**Aim**. Return every record exactly as written.

**Entries shown**.
+++
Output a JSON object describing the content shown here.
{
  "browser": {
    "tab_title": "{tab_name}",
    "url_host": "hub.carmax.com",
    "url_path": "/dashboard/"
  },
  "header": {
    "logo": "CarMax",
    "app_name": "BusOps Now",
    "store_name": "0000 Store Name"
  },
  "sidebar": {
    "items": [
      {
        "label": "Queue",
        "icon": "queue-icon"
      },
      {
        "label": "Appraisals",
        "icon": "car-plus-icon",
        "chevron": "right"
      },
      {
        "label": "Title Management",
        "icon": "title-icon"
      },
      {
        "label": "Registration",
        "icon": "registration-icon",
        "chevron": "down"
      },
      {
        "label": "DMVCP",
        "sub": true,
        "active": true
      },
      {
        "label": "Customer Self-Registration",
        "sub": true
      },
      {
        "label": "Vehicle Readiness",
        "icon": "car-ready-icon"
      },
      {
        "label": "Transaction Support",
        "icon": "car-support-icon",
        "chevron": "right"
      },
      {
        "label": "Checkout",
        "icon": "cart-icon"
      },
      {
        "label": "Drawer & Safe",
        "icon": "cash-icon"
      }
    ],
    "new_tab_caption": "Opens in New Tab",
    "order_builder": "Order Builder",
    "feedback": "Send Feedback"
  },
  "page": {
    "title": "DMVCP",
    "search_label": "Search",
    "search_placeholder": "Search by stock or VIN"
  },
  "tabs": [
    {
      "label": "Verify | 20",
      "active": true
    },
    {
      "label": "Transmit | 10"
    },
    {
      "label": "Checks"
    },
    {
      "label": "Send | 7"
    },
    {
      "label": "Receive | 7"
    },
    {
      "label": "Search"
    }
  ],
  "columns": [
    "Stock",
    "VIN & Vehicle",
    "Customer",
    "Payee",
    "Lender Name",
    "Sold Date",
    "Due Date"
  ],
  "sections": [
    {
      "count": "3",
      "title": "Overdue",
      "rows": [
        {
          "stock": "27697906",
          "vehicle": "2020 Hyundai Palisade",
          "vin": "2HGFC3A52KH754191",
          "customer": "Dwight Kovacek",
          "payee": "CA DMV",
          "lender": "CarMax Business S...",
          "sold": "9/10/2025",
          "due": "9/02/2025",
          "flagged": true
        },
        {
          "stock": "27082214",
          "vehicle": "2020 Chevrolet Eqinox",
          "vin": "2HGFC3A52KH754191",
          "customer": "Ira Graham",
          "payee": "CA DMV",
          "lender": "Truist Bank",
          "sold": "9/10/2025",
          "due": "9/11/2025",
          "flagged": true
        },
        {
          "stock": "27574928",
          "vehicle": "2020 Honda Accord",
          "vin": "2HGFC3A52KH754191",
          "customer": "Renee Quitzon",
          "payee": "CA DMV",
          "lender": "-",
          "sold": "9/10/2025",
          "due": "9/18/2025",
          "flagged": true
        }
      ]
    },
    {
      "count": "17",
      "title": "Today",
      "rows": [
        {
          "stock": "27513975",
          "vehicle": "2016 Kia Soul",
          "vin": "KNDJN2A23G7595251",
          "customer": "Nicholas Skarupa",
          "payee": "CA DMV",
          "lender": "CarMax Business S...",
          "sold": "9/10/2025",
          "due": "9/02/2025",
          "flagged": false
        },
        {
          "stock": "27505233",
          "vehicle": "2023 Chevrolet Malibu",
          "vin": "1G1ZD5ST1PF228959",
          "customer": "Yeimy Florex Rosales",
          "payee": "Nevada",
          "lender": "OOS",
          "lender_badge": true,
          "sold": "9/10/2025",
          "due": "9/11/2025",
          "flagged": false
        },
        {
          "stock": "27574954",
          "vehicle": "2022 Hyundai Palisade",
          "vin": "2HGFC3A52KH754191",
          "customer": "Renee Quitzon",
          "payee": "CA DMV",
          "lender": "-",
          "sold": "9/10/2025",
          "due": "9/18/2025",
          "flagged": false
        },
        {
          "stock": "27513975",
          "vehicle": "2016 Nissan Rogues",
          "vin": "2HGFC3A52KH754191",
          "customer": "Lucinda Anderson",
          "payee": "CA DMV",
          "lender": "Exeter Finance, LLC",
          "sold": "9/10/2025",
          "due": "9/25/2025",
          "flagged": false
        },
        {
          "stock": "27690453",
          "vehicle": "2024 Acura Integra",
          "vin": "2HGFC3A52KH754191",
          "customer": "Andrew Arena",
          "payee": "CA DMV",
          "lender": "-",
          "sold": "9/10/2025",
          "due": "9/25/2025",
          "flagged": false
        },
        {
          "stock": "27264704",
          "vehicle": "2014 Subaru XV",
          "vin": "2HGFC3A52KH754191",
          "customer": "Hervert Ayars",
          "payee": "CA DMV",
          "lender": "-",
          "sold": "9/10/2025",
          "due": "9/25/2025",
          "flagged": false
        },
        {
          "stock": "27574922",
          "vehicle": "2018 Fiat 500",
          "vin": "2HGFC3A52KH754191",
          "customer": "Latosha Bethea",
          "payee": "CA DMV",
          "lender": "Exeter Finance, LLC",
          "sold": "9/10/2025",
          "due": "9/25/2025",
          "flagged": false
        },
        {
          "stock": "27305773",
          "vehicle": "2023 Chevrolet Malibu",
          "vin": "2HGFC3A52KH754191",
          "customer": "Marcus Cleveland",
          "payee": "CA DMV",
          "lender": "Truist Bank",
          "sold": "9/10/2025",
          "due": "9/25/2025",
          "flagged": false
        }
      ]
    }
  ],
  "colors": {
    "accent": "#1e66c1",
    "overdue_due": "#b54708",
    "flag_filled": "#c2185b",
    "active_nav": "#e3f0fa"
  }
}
+++
**Full solution**.
Output a JSON object describing the content shown here.
{
  "browser": {
    "tab_title": "{tab_name}",
    "url_host": "hub.carmax.com",
    "url_path": "/dashboard/"
  },
  "header": {
    "logo": "CarMax",
    "app_name": "BusOps Now",
    "store_name": "0000 Store Name"
  },
  "sidebar": {
    "items": [
      {
        "label": "Queue",
        "icon": "queue-icon"
      },
      {
        "label": "Appraisals",
        "icon": "car-plus-icon",
        "chevron": "right"
      },
      {
        "label": "Title Management",
        "icon": "title-icon"
      },
      {
        "label": "Registration",
        "icon": "registration-icon",
        "chevron": "down"
      },
      {
        "label": "DMVCP",
        "sub": true,
        "active": true
      },
      {
        "label": "Customer Self-Registration",
        "sub": true
      },
      {
        "label": "Vehicle Readiness",
        "icon": "car-ready-icon"
      },
      {
        "label": "Transaction Support",
        "icon": "car-support-icon",
        "chevron": "right"
      },
      {
        "label": "Checkout",
        "icon": "cart-icon"
      },
      {
        "label": "Drawer & Safe",
        "icon": "cash-icon"
      }
    ],
    "new_tab_caption": "Opens in New Tab",
    "order_builder": "Order Builder",
    "feedback": "Send Feedback"
  },
  "page": {
    "title": "DMVCP",
    "search_label": "Search",
    "search_placeholder": "Search by stock or VIN"
  },
  "tabs": [
    {
      "label": "Verify | 20",
      "active": true
    },
    {
      "label": "Transmit | 10"
    },
    {
      "label": "Checks"
    },
    {
      "label": "Send | 7"
    },
    {
      "label": "Receive | 7"
    },
    {
      "label": "Search"
    }
  ],
  "columns": [
    "Stock",
    "VIN & Vehicle",
    "Customer",
    "Payee",
    "Lender Name",
    "Sold Date",
    "Due Date"
  ],
  "sections": [
    {
      "count": "3",
      "title": "Overdue",
      "rows": [
        {
          "stock": "27697906",
          "vehicle": "2020 Hyundai Palisade",
          "vin": "2HGFC3A52KH754191",
          "customer": "Dwight Kovacek",
          "payee": "CA DMV",
          "lender": "CarMax Business S...",
          "sold": "9/10/2025",
          "due": "9/02/2025",
          "flagged": true
        },
        {
          "stock": "27082214",
          "vehicle": "2020 Chevrolet Eqinox",
          "vin": "2HGFC3A52KH754191",
          "customer": "Ira Graham",
          "payee": "CA DMV",
          "lender": "Truist Bank",
          "sold": "9/10/2025",
          "due": "9/11/2025",
          "flagged": true
        },
        {
          "stock": "27574928",
          "vehicle": "2020 Honda Accord",
          "vin": "2HGFC3A52KH754191",
          "customer": "Renee Quitzon",
          "payee": "CA DMV",
          "lender": "-",
          "sold": "9/10/2025",
          "due": "9/18/2025",
          "flagged": true
        }
      ]
    },
    {
      "count": "17",
      "title": "Today",
      "rows": [
        {
          "stock": "27513975",
          "vehicle": "2016 Kia Soul",
          "vin": "KNDJN2A23G7595251",
          "customer": "Nicholas Skarupa",
          "payee": "CA DMV",
          "lender": "CarMax Business S...",
          "sold": "9/10/2025",
          "due": "9/02/2025",
          "flagged": false
        },
        {
          "stock": "27505233",
          "vehicle": "2023 Chevrolet Malibu",
          "vin": "1G1ZD5ST1PF228959",
          "customer": "Yeimy Florex Rosales",
          "payee": "Nevada",
          "lender": "OOS",
          "lender_badge": true,
          "sold": "9/10/2025",
          "due": "9/11/2025",
          "flagged": false
        },
        {
          "stock": "27574954",
          "vehicle": "2022 Hyundai Palisade",
          "vin": "2HGFC3A52KH754191",
          "customer": "Renee Quitzon",
          "payee": "CA DMV",
          "lender": "-",
          "sold": "9/10/2025",
          "due": "9/18/2025",
          "flagged": false
        },
        {
          "stock": "27513975",
          "vehicle": "2016 Nissan Rogues",
          "vin": "2HGFC3A52KH754191",
          "customer": "Lucinda Anderson",
          "payee": "CA DMV",
          "lender": "Exeter Finance, LLC",
          "sold": "9/10/2025",
          "due": "9/25/2025",
          "flagged": false
        },
        {
          "stock": "27690453",
          "vehicle": "2024 Acura Integra",
          "vin": "2HGFC3A52KH754191",
          "customer": "Andrew Arena",
          "payee": "CA DMV",
          "lender": "-",
          "sold": "9/10/2025",
          "due": "9/25/2025",
          "flagged": false
        },
        {
          "stock": "27264704",
          "vehicle": "2014 Subaru XV",
          "vin": "2HGFC3A52KH754191",
          "customer": "Hervert Ayars",
          "payee": "CA DMV",
          "lender": "-",
          "sold": "9/10/2025",
          "due": "9/25/2025",
          "flagged": false
        },
        {
          "stock": "27574922",
          "vehicle": "2018 Fiat 500",
          "vin": "2HGFC3A52KH754191",
          "customer": "Latosha Bethea",
          "payee": "CA DMV",
          "lender": "Exeter Finance, LLC",
          "sold": "9/10/2025",
          "due": "9/25/2025",
          "flagged": false
        },
        {
          "stock": "27305773",
          "vehicle": "2023 Chevrolet Malibu",
          "vin": "2HGFC3A52KH754191",
          "customer": "Marcus Cleveland",
          "payee": "CA DMV",
          "lender": "Truist Bank",
          "sold": "9/10/2025",
          "due": "9/25/2025",
          "flagged": false
        }
      ]
    }
  ],
  "colors": {
    "accent": "#1e66c1",
    "overdue_due": "#b54708",
    "flag_filled": "#c2185b",
    "active_nav": "#e3f0fa"
  }
}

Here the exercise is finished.